▸ Work to be completed: According to the excerpted text, what record daily production did the Bonga field reach in 2023?

Shell Nigeria Exploration and Production Company Limited (SNEPCo) has achieved a significant milestone as its Bonga field, Nigeria’s first deep-water development, hit a record high production of 138,000 barrels per day in 2023.

This represents a substantial increase when compared to 101,000 barrels per day produced in the previous year.

The improvement in production is attributed to various factors, including the drilling of new wells, reservoir optimization, enhanced facility management, and overall asset management strategies.

Elohor Aiboni, Managing Director of SNEPCo, expressed pride in Bonga’s performance, stating that the increased production underscores the commitment of the company’s staff and its continuous efforts to enhance production processes and maintenance.

Aiboni also acknowledged the support of the Nigerian National Petroleum Company Limited and SNEPCo’s co-venture partners, including TotalEnergies Nigeria Limited, Nigerian Agip Exploration, and Esso Exploration and Production Nigeria Limited.

The Bonga field, which commenced production in November 2005, operates through the Bonga Floating Production Storage and Offloading (FPSO) vessel, with a capacity of 225,000 barrels per day.

Located 120 kilometers offshore, the FPSO has been a key contributor to Nigeria’s oil production since its inception.

Last year, the Bonga FPSO reached a significant milestone by exporting its 1-billionth barrel of oil, further cementing its position as a vital asset in Nigeria’s oil and gas sector.

Stored data entries:
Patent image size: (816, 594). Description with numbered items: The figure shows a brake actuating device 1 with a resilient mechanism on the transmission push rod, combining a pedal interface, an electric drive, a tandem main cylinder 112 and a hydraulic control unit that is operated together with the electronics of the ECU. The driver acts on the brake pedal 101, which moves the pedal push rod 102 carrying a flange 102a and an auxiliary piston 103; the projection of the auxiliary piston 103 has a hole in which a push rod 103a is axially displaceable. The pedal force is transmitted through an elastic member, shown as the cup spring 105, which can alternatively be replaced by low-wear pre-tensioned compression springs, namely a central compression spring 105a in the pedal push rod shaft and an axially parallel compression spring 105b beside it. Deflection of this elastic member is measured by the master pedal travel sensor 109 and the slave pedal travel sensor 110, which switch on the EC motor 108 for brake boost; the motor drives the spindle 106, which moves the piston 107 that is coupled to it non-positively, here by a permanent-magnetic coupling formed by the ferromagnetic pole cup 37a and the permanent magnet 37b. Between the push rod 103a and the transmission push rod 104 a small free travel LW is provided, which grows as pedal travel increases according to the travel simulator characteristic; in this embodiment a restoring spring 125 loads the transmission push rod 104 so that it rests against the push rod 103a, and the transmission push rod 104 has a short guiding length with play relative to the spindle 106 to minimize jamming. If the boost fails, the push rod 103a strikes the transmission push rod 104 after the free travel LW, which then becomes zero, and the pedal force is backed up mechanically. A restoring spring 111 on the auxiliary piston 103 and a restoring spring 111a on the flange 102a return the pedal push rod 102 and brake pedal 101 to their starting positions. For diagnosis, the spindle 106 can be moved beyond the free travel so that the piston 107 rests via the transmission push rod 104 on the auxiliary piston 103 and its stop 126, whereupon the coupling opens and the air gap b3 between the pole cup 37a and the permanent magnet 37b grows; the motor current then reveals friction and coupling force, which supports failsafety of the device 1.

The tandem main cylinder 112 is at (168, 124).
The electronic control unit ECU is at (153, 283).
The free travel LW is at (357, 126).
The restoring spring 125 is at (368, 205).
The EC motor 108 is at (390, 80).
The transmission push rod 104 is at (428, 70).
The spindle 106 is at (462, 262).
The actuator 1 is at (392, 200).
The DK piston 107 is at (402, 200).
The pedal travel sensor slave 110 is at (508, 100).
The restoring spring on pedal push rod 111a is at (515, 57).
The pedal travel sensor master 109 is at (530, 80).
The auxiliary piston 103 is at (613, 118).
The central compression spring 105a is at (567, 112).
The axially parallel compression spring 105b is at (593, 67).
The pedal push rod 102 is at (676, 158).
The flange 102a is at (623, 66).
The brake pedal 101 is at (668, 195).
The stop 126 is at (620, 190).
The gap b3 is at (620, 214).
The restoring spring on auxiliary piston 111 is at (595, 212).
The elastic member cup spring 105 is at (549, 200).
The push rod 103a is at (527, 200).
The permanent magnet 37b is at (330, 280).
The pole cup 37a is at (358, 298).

▸ Full output: 138,000 barrels per day